Recorded data
******

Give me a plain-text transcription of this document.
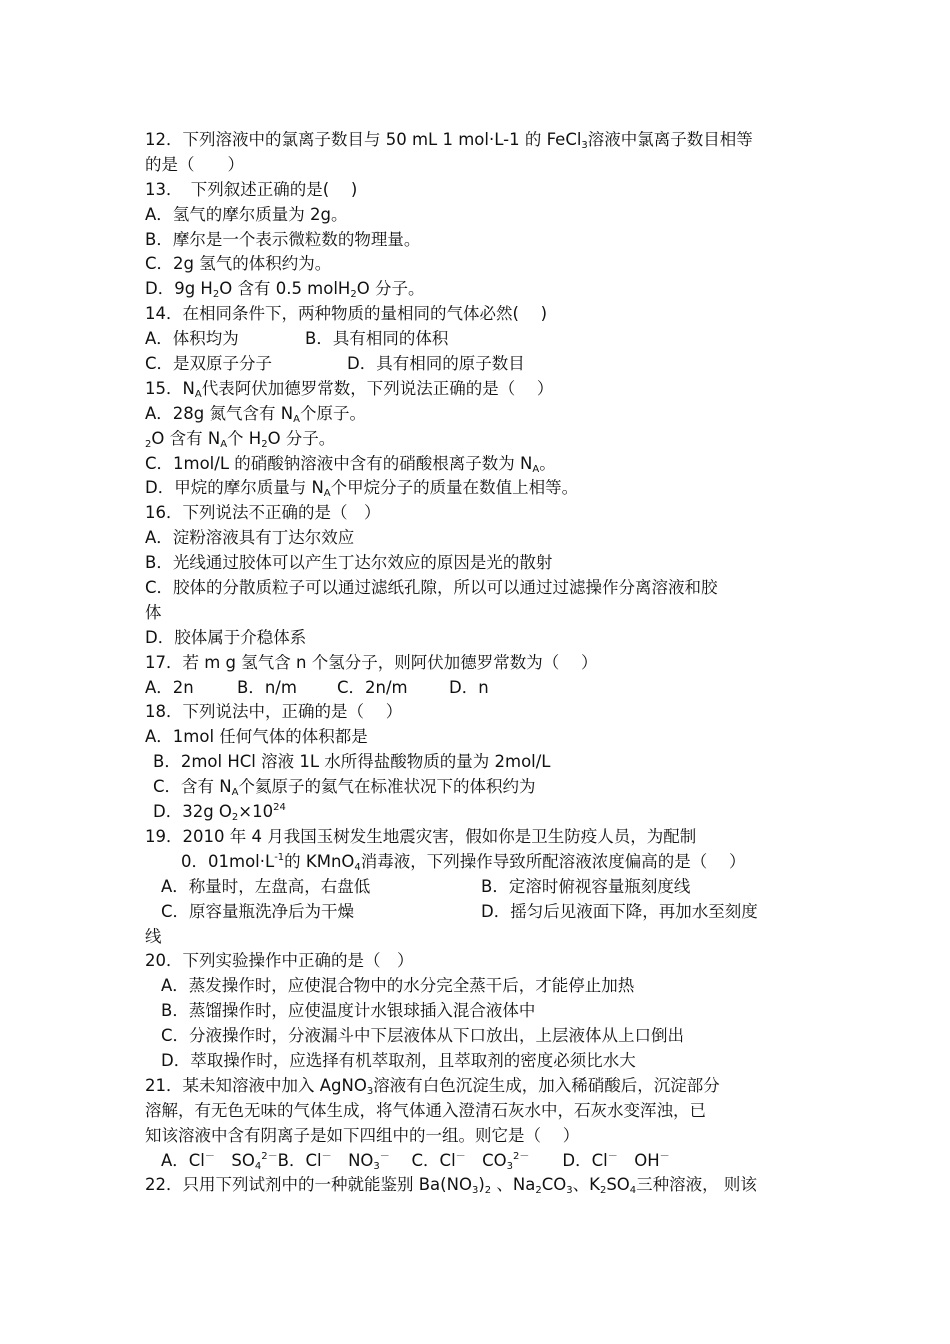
12．下列溶液中的氯离子数目与 50 mL 1 mol·L-1 的 FeCl$_3$溶液中氯离子数目相等
的是（　　）
13．　下列叙述正确的是(　 )
A．氢气的摩尔质量为 2g。
B．摩尔是一个表示微粒数的物理量。
C．2g 氢气的体积约为。
D．9g $H_2O$ 含有 0.5 molH$_2$O 分子。
14．在相同条件下，两种物质的量相同的气体必然(　 )
A．体积均为	B．具有相同的体积
C．是双原子分子	D．具有相同的原子数目
15．$N_A$代表阿伏加德罗常数，下列说法正确的是（　 ）
A．28g 氮气含有 $N_A$个原子。
$_2$O 含有 $N_A$个 $H_2O$ 分子。
C．1mol/L 的硝酸钠溶液中含有的硝酸根离子数为 $N_A$。
D．甲烷的摩尔质量与 $N_A$个甲烷分子的质量在数值上相等。
16．下列说法不正确的是（　）
A．淀粉溶液具有丁达尔效应
B．光线通过胶体可以产生丁达尔效应的原因是光的散射
C．胶体的分散质粒子可以通过滤纸孔隙，所以可以通过过滤操作分离溶液和胶
体
D．胶体属于介稳体系
17．若 m g 氢气含 n 个氢分子，则阿伏加德罗常数为（　 ）
A．2n	B．n/m C．2n/m	D．n
18．下列说法中，正确的是（　 ）
A．1mol 任何气体的体积都是
B．2mol HCl 溶液 1L 水所得盐酸物质的量为 2mol/L
C．含有 $N_A$个氦原子的氦气在标准状况下的体积约为
D．32g $O_2\times 10^{24}$
19．2010 年 4 月我国玉树发生地震灾害，假如你是卫生防疫人员，为配制
0．$01mol\cdot L^{-1}$的 KMnO$_4$消毒液，下列操作导致所配溶液浓度偏高的是（　 ）
A．称量时，左盘高，右盘低	B．定溶时俯视容量瓶刻度线
C．原容量瓶洗净后为干燥	D．摇匀后见液面下降，再加水至刻度
线
20．下列实验操作中正确的是（　）
A．蒸发操作时，应使混合物中的水分完全蒸干后，才能停止加热
B．蒸馏操作时，应使温度计水银球插入混合液体中
C．分液操作时，分液漏斗中下层液体从下口放出，上层液体从上口倒出
D．萃取操作时，应选择有机萃取剂，且萃取剂的密度必须比水大
21．某未知溶液中加入 AgNO$_3$溶液有白色沉淀生成，加入稀硝酸后，沉淀部分
溶解，有无色无味的气体生成，将气体通入澄清石灰水中，石灰水变浑浊，已
知该溶液中含有阴离子是如下四组中的一组。则它是（　 ）
A．Cl－　$SO_4^{2-}B$．Cl－　$NO_3^-$　 C．Cl－　$CO_3^{2-}$　　D．Cl－　OH－
22．只用下列试剂中的一种就能鉴别 $Ba(NO_3)_2$ 、$Na_2CO_3$、$K_2SO_4$三种溶液， 则该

******

(EXERCISE TASK) Except for the pictures, copy the material above exactly.

(RESPONSE)
Give me a plain-text transcription of this document.
12．下列溶液中的氯离子数目与 50 mL 1 mol·L-1 的 FeCl$_3$溶液中氯离子数目相等
的是（　　）
13．　下列叙述正确的是(　 )
A．氢气的摩尔质量为 2g。
B．摩尔是一个表示微粒数的物理量。
C．2g 氢气的体积约为。
D．9g $H_2O$ 含有 0.5 molH$_2$O 分子。
14．在相同条件下，两种物质的量相同的气体必然(　 )
A．体积均为	B．具有相同的体积
C．是双原子分子	D．具有相同的原子数目
15．$N_A$代表阿伏加德罗常数，下列说法正确的是（　 ）
A．28g 氮气含有 $N_A$个原子。
$_2$O 含有 $N_A$个 $H_2O$ 分子。
C．1mol/L 的硝酸钠溶液中含有的硝酸根离子数为 $N_A$。
D．甲烷的摩尔质量与 $N_A$个甲烷分子的质量在数值上相等。
16．下列说法不正确的是（　）
A．淀粉溶液具有丁达尔效应
B．光线通过胶体可以产生丁达尔效应的原因是光的散射
C．胶体的分散质粒子可以通过滤纸孔隙，所以可以通过过滤操作分离溶液和胶
体
D．胶体属于介稳体系
17．若 m g 氢气含 n 个氢分子，则阿伏加德罗常数为（　 ）
A．2n	B．n/m C．2n/m	D．n
18．下列说法中，正确的是（　 ）
A．1mol 任何气体的体积都是
B．2mol HCl 溶液 1L 水所得盐酸物质的量为 2mol/L
C．含有 $N_A$个氦原子的氦气在标准状况下的体积约为
D．32g $O_2\times 10^{24}$
19．2010 年 4 月我国玉树发生地震灾害，假如你是卫生防疫人员，为配制
0．$01mol\cdot L^{-1}$的 KMnO$_4$消毒液，下列操作导致所配溶液浓度偏高的是（　 ）
A．称量时，左盘高，右盘低	B．定溶时俯视容量瓶刻度线
C．原容量瓶洗净后为干燥	D．摇匀后见液面下降，再加水至刻度
线
20．下列实验操作中正确的是（　）
A．蒸发操作时，应使混合物中的水分完全蒸干后，才能停止加热
B．蒸馏操作时，应使温度计水银球插入混合液体中
C．分液操作时，分液漏斗中下层液体从下口放出，上层液体从上口倒出
D．萃取操作时，应选择有机萃取剂，且萃取剂的密度必须比水大
21．某未知溶液中加入 AgNO$_3$溶液有白色沉淀生成，加入稀硝酸后，沉淀部分
溶解，有无色无味的气体生成，将气体通入澄清石灰水中，石灰水变浑浊，已
知该溶液中含有阴离子是如下四组中的一组。则它是（　 ）
A．Cl－　$SO_4^{2-}B$．Cl－　$NO_3^-$　 C．Cl－　$CO_3^{2-}$　　D．Cl－　OH－
22．只用下列试剂中的一种就能鉴别 $Ba(NO_3)_2$ 、$Na_2CO_3$、$K_2SO_4$三种溶液， 则该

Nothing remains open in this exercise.